» Challenge
The records that follow are to be repeated without alteration.

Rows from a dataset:
---
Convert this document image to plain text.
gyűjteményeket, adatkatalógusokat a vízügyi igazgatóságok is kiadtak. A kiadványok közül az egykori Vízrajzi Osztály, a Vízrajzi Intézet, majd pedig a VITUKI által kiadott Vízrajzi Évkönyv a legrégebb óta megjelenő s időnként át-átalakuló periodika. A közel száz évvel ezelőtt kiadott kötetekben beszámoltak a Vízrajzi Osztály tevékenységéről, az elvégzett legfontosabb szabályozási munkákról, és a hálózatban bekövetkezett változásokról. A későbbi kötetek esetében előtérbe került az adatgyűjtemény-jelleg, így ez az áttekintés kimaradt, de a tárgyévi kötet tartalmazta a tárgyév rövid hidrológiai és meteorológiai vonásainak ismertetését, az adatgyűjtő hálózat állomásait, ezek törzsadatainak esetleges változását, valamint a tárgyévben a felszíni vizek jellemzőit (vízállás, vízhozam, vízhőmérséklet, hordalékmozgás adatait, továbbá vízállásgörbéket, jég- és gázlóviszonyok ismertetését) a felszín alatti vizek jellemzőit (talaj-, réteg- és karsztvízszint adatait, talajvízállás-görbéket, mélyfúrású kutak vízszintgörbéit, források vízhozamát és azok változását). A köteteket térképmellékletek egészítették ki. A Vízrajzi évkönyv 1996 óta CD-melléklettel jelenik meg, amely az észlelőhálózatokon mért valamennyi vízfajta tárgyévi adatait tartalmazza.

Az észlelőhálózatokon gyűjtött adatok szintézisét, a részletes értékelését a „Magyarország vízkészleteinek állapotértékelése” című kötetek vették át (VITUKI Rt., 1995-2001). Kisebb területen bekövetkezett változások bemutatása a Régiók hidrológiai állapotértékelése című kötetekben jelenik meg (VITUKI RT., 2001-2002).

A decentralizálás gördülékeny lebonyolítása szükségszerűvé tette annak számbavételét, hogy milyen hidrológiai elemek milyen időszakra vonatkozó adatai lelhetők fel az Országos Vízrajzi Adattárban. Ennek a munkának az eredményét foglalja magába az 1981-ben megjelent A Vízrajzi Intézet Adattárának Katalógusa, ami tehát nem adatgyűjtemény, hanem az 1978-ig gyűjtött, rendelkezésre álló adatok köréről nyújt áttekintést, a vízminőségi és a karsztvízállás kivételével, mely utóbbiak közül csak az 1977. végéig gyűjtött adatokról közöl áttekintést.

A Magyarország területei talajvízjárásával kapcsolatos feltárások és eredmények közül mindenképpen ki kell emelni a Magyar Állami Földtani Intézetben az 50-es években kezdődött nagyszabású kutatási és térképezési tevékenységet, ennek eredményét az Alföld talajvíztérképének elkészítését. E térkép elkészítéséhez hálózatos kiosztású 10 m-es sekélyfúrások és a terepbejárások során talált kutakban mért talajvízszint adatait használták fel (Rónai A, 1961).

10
---
» Expected output
Convert this document image to plain text.
gyűjteményeket, adatkatalógusokat a vízügyi igazgatóságok is kiadtak. A kiadványok közül az egykori Vízrajzi Osztály, a Vízrajzi Intézet, majd pedig a VITUKI által kiadott Vízrajzi Évkönyv a legrégebb óta megjelenő s időnként át-átalakuló periodika. A közel száz évvel ezelőtt kiadott kötetekben beszámoltak a Vízrajzi Osztály tevékenységéről, az elvégzett legfontosabb szabályozási munkákról, és a hálózatban bekövetkezett változásokról. A későbbi kötetek esetében előtérbe került az adatgyűjtemény-jelleg, így ez az áttekintés kimaradt, de a tárgyévi kötet tartalmazta a tárgyév rövid hidrológiai és meteorológiai vonásainak ismertetését, az adatgyűjtő hálózat állomásait, ezek törzsadatainak esetleges változását, valamint a tárgyévben a felszíni vizek jellemzőit (vízállás, vízhozam, vízhőmérséklet, hordalékmozgás adatait, továbbá vízállásgörbéket, jég- és gázlóviszonyok ismertetését) a felszín alatti vizek jellemzőit (talaj-, réteg- és karsztvízszint adatait, talajvízállás-görbéket, mélyfúrású kutak vízszintgörbéit, források vízhozamát és azok változását). A köteteket térképmellékletek egészítették ki. A Vízrajzi évkönyv 1996 óta CD-melléklettel jelenik meg, amely az észlelőhálózatokon mért valamennyi vízfajta tárgyévi adatait tartalmazza.

Az észlelőhálózatokon gyűjtött adatok szintézisét, a részletes értékelését a „Magyarország vízkészleteinek állapotértékelése” című kötetek vették át (VITUKI Rt., 1995-2001). Kisebb területen bekövetkezett változások bemutatása a Régiók hidrológiai állapotértékelése című kötetekben jelenik meg (VITUKI RT., 2001-2002).

A decentralizálás gördülékeny lebonyolítása szükségszerűvé tette annak számbavételét, hogy milyen hidrológiai elemek milyen időszakra vonatkozó adatai lelhetők fel az Országos Vízrajzi Adattárban. Ennek a munkának az eredményét foglalja magába az 1981-ben megjelent A Vízrajzi Intézet Adattárának Katalógusa, ami tehát nem adatgyűjtemény, hanem az 1978-ig gyűjtött, rendelkezésre álló adatok köréről nyújt áttekintést, a vízminőségi és a karsztvízállás kivételével, mely utóbbiak közül csak az 1977. végéig gyűjtött adatokról közöl áttekintést.

A Magyarország területei talajvízjárásával kapcsolatos feltárások és eredmények közül mindenképpen ki kell emelni a Magyar Állami Földtani Intézetben az 50-es években kezdődött nagyszabású kutatási és térképezési tevékenységet, ennek eredményét az Alföld talajvíztérképének elkészítését. E térkép elkészítéséhez hálózatos kiosztású 10 m-es sekélyfúrások és a terepbejárások során talált kutakban mért talajvízszint adatait használták fel (Rónai A, 1961).

10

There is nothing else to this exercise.